• **Source data**:
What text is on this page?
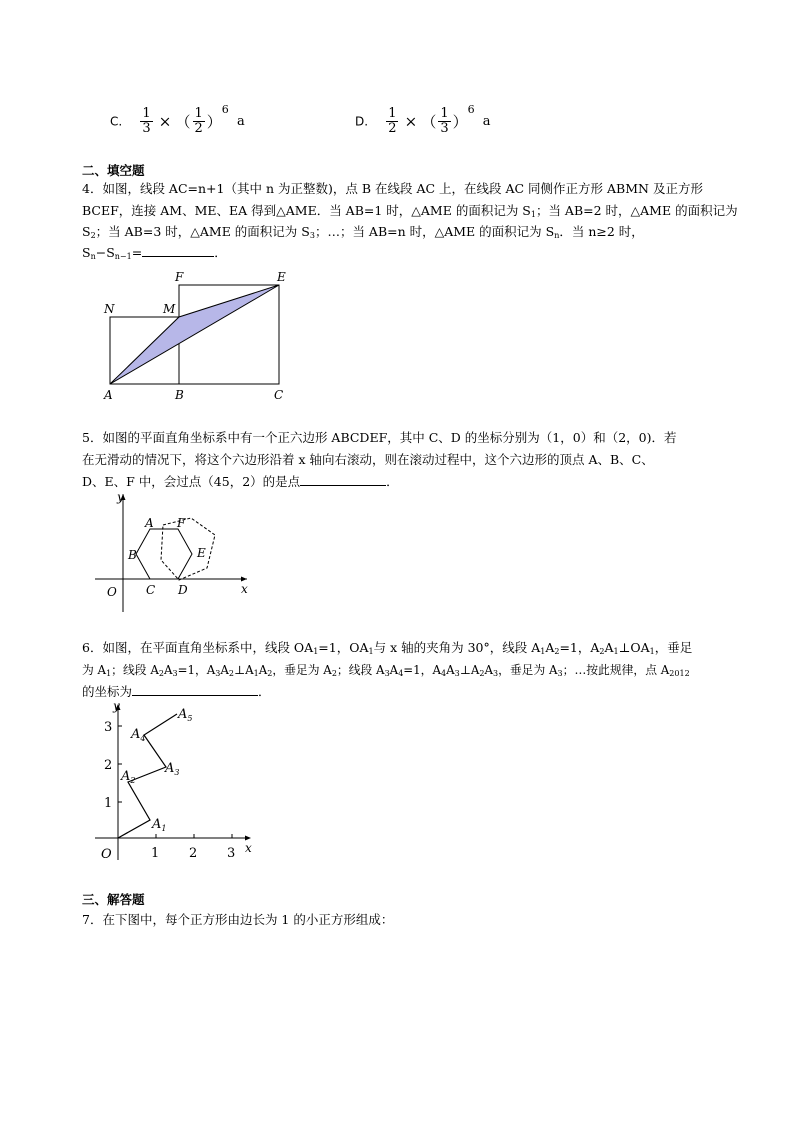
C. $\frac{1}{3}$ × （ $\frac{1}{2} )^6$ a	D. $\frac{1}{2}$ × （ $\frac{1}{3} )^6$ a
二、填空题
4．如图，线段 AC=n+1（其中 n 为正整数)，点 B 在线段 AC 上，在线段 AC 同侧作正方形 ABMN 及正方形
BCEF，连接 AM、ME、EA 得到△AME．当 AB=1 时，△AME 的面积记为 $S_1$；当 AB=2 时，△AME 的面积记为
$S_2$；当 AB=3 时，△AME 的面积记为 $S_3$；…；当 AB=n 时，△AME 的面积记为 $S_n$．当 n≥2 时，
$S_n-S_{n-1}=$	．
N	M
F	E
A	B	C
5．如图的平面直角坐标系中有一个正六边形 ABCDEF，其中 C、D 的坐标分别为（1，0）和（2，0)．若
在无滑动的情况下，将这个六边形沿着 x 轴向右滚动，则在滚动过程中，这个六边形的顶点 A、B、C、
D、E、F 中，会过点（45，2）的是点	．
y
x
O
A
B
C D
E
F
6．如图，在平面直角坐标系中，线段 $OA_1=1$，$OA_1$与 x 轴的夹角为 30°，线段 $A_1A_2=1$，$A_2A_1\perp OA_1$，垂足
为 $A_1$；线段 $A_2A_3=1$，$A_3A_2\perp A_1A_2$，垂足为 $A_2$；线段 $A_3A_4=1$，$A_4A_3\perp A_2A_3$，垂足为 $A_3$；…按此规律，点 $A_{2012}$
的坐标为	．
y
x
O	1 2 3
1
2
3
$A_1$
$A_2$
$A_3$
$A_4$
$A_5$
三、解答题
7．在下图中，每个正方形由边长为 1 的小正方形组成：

--

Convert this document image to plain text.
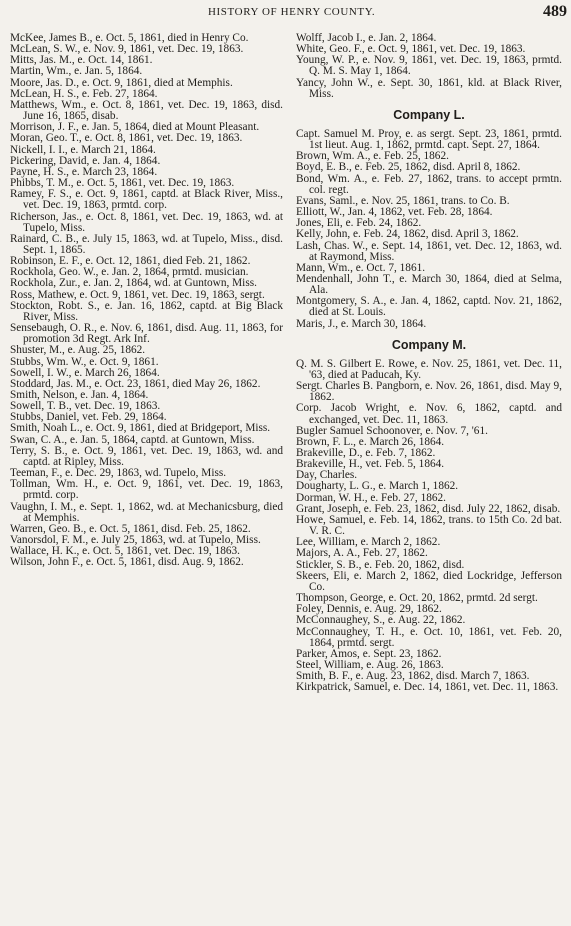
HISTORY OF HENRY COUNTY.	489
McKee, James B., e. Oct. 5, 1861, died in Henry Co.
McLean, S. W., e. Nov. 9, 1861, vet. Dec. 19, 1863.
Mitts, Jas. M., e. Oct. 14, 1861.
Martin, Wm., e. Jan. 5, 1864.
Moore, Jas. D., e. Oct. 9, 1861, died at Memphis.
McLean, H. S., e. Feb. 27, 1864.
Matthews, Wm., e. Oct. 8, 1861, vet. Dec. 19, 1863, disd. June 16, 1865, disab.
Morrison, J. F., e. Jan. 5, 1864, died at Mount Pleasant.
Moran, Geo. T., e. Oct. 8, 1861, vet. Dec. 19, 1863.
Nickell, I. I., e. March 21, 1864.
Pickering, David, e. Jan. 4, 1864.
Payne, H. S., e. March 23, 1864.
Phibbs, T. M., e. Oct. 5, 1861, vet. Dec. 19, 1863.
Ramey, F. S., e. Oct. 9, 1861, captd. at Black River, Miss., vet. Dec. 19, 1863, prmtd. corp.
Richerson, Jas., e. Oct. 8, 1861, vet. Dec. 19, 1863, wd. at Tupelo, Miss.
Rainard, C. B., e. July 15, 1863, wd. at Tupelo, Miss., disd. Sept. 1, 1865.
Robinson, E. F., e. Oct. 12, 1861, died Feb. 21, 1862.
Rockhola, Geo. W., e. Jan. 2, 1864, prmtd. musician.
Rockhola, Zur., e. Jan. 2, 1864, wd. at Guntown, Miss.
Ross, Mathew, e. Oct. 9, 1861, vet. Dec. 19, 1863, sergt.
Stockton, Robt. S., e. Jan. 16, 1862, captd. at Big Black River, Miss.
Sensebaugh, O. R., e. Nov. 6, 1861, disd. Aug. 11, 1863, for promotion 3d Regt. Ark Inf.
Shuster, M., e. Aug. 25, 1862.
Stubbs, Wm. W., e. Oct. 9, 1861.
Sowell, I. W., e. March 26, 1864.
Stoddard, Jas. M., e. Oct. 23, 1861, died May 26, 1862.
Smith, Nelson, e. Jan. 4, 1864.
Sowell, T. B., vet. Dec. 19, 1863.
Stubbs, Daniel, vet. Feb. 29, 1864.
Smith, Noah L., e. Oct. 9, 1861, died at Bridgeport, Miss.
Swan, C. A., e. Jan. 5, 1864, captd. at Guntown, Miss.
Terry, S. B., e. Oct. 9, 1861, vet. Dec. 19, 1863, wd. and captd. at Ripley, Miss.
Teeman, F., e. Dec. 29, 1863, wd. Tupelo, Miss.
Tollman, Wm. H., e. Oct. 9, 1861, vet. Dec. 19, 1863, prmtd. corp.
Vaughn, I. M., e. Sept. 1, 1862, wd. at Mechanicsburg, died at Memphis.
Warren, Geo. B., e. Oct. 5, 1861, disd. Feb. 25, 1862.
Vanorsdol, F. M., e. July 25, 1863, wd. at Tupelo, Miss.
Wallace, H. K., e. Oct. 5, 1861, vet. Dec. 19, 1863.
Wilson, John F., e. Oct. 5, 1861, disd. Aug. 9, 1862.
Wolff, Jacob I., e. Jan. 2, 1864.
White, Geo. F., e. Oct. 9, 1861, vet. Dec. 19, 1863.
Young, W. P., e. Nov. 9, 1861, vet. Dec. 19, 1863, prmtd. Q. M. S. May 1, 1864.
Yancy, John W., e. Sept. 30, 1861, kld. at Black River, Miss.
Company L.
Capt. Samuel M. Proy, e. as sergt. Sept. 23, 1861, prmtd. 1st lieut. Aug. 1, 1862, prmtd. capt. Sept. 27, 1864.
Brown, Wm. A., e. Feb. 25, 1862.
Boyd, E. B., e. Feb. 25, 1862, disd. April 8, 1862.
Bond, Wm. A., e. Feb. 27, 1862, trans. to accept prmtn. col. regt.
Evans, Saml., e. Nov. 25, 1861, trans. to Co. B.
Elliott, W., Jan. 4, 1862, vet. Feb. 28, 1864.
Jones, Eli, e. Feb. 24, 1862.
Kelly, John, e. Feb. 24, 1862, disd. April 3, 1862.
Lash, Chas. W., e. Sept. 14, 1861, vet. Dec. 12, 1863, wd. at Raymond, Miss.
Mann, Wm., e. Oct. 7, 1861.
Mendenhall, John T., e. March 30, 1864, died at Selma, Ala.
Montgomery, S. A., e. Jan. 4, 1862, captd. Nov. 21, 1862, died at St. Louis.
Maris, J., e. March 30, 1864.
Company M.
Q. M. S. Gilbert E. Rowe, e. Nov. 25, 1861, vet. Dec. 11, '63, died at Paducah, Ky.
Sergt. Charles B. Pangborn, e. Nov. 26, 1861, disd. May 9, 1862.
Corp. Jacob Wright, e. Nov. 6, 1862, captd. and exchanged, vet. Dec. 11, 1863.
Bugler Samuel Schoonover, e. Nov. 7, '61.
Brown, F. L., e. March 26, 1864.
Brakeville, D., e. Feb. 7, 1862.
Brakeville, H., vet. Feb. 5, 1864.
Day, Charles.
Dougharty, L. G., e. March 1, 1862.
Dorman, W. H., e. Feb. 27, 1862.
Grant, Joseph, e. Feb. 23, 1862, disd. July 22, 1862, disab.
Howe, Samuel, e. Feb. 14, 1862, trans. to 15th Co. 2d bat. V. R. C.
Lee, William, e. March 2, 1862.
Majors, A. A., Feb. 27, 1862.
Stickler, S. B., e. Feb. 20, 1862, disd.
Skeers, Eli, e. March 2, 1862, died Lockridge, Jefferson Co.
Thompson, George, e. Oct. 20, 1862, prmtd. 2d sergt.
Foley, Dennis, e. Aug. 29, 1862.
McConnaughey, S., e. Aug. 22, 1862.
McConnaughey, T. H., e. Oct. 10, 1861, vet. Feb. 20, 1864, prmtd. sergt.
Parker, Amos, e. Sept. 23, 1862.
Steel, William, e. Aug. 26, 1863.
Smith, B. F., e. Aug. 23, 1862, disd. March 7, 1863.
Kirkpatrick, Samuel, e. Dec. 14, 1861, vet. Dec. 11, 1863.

• **Directive**:
Copy each line of the data that contains the word "this".

• **Answer in full**:
What text is on this page?
Convert this document image to plain text.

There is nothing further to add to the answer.